**EXERCISE DETAILS**
List each line holding the string "temperature".

**DATA TO PROCESS**
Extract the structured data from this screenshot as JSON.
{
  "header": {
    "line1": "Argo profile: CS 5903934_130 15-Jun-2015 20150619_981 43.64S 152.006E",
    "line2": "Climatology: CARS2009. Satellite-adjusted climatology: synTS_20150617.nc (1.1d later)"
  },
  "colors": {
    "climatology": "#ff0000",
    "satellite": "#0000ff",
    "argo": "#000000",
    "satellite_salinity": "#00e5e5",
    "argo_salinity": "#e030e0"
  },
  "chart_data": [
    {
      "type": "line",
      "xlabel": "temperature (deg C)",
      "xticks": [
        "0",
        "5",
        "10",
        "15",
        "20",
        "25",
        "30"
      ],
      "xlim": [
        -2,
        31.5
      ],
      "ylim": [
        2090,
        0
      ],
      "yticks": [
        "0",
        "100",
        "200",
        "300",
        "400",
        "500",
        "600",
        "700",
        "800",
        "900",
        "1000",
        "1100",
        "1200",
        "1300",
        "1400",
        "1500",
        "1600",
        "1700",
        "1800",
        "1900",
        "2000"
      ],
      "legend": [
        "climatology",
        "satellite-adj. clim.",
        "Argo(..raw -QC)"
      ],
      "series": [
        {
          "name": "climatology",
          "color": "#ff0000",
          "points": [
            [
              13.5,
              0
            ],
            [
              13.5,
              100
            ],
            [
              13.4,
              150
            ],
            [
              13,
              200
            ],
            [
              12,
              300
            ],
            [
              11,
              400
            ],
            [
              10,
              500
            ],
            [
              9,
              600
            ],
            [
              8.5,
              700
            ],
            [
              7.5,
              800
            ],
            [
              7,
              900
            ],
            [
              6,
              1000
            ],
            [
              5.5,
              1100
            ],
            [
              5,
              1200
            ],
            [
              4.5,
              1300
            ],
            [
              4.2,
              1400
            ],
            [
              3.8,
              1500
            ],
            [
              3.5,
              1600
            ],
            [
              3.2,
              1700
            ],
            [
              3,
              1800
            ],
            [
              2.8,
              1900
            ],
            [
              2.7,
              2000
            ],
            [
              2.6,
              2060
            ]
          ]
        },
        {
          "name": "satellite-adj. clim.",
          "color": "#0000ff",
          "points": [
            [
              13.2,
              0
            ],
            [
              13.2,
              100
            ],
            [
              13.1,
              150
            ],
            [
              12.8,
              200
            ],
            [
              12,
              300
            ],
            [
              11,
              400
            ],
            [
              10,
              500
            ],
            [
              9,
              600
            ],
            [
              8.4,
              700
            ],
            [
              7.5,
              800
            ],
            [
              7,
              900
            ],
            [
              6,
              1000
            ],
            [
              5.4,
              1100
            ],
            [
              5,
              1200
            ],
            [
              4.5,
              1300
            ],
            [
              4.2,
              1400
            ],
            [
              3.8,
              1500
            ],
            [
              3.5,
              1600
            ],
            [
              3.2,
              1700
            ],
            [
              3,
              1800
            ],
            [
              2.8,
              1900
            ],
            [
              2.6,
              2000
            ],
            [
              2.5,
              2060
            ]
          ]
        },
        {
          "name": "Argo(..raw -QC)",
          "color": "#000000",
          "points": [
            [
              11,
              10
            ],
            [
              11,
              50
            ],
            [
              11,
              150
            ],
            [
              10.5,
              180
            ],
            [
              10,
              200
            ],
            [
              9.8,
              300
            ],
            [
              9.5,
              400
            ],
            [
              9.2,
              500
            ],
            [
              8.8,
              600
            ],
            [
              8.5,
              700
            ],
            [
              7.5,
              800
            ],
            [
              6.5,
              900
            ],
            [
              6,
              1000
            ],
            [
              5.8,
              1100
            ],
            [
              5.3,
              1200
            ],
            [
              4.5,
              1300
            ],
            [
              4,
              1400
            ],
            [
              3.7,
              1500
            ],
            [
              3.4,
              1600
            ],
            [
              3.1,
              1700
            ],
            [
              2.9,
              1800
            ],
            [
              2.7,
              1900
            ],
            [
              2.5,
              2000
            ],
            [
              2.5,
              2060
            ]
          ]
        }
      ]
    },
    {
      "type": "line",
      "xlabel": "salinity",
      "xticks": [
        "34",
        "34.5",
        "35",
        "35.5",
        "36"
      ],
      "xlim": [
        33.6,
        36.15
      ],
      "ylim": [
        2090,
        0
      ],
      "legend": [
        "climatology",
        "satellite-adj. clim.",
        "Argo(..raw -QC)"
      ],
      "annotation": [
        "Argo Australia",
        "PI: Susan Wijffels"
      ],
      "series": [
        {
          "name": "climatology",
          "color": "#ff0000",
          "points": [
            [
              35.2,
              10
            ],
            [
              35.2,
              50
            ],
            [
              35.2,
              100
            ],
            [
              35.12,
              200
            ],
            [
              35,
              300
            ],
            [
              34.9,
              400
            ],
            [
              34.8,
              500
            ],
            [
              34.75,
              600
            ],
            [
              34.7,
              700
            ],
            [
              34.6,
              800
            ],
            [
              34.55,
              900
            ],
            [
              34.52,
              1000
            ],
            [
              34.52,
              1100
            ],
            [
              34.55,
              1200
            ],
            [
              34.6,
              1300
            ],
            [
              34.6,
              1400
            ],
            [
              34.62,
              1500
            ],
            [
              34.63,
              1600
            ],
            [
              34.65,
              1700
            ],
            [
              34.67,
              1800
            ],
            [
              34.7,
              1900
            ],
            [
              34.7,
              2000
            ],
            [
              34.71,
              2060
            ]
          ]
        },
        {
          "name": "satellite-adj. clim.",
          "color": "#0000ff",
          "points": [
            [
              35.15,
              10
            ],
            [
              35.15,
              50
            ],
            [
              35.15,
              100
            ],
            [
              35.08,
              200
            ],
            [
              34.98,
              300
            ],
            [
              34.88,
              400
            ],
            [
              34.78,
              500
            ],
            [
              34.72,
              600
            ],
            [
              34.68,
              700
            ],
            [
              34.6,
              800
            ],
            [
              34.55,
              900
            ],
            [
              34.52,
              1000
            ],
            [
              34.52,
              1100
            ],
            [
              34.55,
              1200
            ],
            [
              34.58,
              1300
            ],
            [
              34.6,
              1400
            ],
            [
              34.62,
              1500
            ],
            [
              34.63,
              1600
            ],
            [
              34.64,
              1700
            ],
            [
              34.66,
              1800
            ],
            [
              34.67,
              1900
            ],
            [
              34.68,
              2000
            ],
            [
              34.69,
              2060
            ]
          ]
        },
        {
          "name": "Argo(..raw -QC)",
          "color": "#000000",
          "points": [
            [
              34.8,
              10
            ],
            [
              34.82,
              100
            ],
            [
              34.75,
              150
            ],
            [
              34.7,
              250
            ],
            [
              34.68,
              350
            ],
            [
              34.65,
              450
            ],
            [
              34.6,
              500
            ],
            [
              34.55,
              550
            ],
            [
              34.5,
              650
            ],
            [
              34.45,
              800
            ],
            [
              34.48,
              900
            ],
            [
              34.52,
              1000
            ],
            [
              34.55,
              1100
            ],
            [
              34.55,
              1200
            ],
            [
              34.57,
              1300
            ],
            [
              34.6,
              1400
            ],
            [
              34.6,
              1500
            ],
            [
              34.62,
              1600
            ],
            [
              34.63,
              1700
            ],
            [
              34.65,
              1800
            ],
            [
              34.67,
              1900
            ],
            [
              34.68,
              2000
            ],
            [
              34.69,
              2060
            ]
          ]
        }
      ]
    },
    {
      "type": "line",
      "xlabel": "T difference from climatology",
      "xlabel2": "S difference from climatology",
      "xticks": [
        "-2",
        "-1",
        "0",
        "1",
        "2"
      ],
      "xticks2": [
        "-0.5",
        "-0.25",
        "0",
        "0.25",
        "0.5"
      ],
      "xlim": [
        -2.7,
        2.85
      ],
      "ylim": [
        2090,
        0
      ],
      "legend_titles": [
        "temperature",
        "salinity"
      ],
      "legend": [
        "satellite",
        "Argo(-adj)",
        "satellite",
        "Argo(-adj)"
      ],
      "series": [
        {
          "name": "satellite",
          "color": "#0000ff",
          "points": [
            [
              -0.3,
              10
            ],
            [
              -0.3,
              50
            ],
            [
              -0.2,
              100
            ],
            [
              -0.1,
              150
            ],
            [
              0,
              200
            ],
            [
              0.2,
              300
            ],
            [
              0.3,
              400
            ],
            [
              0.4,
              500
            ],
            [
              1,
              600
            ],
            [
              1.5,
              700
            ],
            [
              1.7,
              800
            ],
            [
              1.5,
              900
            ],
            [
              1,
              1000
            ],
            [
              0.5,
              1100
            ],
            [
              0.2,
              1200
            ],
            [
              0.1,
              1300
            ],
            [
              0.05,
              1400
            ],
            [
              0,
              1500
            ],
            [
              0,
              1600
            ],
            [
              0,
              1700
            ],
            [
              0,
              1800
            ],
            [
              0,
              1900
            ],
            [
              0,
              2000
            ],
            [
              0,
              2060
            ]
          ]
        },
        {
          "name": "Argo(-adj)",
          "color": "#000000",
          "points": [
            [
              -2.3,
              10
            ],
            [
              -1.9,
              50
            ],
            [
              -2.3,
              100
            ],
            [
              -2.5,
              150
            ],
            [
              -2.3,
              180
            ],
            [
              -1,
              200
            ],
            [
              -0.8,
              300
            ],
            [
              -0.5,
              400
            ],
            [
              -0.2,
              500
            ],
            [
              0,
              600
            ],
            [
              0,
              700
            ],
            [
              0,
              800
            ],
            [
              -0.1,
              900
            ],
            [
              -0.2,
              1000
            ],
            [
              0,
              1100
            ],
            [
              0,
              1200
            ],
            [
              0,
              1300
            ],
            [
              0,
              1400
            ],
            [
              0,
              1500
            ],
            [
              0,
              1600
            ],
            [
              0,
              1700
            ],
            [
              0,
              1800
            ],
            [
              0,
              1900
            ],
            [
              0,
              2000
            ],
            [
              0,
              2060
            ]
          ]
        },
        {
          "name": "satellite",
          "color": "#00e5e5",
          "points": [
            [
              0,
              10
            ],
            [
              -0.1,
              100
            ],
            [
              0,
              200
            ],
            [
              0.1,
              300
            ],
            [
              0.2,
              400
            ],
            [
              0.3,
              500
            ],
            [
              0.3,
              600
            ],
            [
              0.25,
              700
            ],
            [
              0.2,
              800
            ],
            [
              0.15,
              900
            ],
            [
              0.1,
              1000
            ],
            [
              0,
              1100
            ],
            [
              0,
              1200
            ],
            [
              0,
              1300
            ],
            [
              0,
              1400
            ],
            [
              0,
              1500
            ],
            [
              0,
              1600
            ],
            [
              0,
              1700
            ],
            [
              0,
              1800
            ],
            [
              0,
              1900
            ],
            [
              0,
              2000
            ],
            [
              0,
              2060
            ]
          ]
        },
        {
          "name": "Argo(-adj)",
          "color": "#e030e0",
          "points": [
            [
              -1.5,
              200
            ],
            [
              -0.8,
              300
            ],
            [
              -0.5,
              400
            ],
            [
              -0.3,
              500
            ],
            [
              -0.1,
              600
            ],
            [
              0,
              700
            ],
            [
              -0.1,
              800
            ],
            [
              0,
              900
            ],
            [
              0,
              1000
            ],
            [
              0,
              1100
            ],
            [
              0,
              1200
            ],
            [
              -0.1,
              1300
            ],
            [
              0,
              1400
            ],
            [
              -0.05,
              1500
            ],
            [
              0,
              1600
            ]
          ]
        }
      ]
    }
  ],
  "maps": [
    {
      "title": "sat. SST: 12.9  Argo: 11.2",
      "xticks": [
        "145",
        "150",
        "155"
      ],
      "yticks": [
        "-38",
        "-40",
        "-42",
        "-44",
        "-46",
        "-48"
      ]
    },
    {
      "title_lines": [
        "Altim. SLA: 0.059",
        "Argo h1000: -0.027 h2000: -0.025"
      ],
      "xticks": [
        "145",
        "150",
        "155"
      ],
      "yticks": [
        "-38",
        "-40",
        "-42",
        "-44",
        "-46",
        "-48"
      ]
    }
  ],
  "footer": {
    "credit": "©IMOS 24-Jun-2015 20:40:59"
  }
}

**SOLUTION**
      "xlabel": "temperature (deg C)",
        "temperature",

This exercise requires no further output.